BRIEF ::
Print the records again, character for character.

THE DATA ::
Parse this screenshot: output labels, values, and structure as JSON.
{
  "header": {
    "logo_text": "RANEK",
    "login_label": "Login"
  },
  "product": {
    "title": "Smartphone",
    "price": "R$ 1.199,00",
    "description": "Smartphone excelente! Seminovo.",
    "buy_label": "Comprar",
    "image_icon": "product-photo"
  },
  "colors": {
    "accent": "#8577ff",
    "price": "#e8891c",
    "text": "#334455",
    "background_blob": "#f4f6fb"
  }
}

WRITTEN RESPONSE ::
Parse this screenshot: output labels, values, and structure as JSON.
{
  "header": {
    "logo_text": "RANEK",
    "login_label": "Login"
  },
  "product": {
    "title": "Smartphone",
    "price": "R$ 1.199,00",
    "description": "Smartphone excelente! Seminovo.",
    "buy_label": "Comprar",
    "image_icon": "product-photo"
  },
  "colors": {
    "accent": "#8577ff",
    "price": "#e8891c",
    "text": "#334455",
    "background_blob": "#f4f6fb"
  }
}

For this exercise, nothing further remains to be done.